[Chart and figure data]
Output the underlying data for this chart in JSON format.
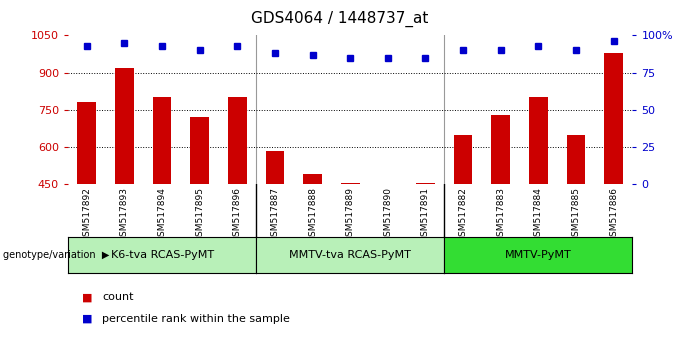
{
  "title": "GDS4064 / 1448737_at",
  "samples": [
    "GSM517892",
    "GSM517893",
    "GSM517894",
    "GSM517895",
    "GSM517896",
    "GSM517887",
    "GSM517888",
    "GSM517889",
    "GSM517890",
    "GSM517891",
    "GSM517882",
    "GSM517883",
    "GSM517884",
    "GSM517885",
    "GSM517886"
  ],
  "counts": [
    780,
    920,
    800,
    720,
    800,
    585,
    490,
    455,
    450,
    455,
    650,
    730,
    800,
    650,
    980
  ],
  "percentiles": [
    93,
    95,
    93,
    90,
    93,
    88,
    87,
    85,
    85,
    85,
    90,
    90,
    93,
    90,
    96
  ],
  "groups": [
    {
      "label": "K6-tva RCAS-PyMT",
      "start": 0,
      "end": 5,
      "color": "#b8f0b8"
    },
    {
      "label": "MMTV-tva RCAS-PyMT",
      "start": 5,
      "end": 10,
      "color": "#b8f0b8"
    },
    {
      "label": "MMTV-PyMT",
      "start": 10,
      "end": 15,
      "color": "#33dd33"
    }
  ],
  "ylim_left": [
    450,
    1050
  ],
  "ylim_right": [
    0,
    100
  ],
  "yticks_left": [
    450,
    600,
    750,
    900,
    1050
  ],
  "yticks_right": [
    0,
    25,
    50,
    75,
    100
  ],
  "bar_color": "#CC0000",
  "dot_color": "#0000CC",
  "plot_bg": "#ffffff",
  "tick_bg": "#C8C8C8",
  "group_label_prefix": "genotype/variation",
  "legend_count": "count",
  "legend_percentile": "percentile rank within the sample",
  "grid_lines": [
    600,
    750,
    900
  ]
}
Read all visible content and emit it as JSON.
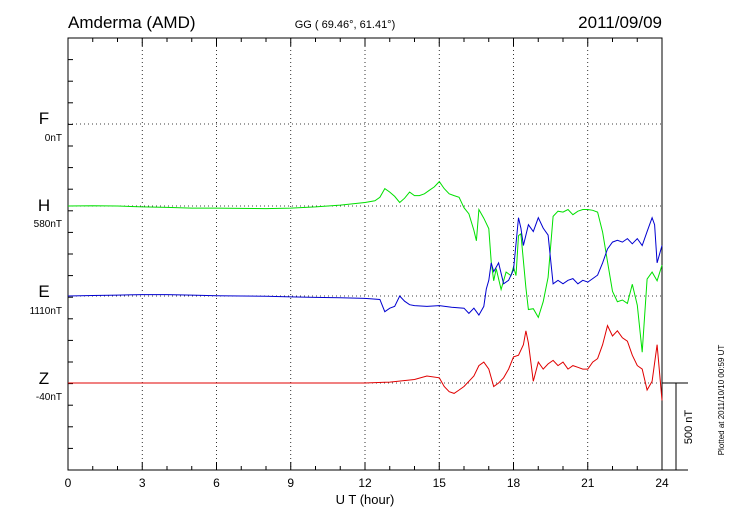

WORK REQUIRED:
Of the lines in the data above, how many contain the word "JSON"? Give only that figure.

ANSWER TO THIS TASK:
2